Count how many lines of the material below have the word "name" and give only the number.

>> begin Provided data

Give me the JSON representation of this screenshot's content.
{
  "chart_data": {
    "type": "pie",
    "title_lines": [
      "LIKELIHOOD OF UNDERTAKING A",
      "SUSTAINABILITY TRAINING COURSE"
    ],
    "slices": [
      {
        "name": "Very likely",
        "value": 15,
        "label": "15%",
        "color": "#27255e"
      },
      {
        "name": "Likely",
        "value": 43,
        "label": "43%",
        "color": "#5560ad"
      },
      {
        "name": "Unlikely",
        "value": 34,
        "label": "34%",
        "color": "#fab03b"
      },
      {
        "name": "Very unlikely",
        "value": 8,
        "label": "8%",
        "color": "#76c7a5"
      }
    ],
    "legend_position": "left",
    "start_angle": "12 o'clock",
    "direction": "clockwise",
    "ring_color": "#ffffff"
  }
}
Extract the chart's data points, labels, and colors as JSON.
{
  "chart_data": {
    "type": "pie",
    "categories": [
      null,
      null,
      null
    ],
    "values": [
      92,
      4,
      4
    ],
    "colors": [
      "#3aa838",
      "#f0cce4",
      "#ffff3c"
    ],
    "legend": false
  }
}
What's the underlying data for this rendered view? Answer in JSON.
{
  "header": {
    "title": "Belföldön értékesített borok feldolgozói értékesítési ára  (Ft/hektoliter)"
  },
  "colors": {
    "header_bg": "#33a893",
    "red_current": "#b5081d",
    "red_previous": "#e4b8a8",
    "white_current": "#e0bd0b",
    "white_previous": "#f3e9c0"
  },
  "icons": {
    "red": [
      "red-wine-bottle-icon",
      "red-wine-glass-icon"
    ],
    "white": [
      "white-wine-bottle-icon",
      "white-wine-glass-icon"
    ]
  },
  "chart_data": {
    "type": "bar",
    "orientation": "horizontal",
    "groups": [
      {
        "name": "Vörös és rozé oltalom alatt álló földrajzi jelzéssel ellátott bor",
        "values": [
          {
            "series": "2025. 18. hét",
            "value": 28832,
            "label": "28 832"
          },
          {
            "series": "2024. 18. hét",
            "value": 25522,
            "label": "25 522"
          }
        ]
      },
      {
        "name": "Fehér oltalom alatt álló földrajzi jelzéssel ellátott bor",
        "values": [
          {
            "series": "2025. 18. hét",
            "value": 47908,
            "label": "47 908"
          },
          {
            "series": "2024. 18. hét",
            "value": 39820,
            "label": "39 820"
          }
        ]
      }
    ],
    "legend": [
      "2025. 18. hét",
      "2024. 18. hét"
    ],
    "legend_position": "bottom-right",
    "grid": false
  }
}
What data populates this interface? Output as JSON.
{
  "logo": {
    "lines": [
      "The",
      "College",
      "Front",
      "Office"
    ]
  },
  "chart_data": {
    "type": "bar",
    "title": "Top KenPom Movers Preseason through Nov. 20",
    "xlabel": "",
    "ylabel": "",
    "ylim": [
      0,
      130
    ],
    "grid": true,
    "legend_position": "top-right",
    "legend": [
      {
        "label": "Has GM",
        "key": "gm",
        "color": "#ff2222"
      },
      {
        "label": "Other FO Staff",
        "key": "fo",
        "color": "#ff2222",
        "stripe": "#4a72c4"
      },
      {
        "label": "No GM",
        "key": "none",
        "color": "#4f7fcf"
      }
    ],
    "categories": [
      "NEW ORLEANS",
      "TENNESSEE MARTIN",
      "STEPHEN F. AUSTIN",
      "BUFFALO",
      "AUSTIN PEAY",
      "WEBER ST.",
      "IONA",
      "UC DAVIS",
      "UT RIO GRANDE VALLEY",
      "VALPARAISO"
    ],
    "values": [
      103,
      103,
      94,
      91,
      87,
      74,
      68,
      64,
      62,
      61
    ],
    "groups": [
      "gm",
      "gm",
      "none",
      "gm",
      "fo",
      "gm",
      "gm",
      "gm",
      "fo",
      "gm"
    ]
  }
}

>> end Provided data

__The result__: 6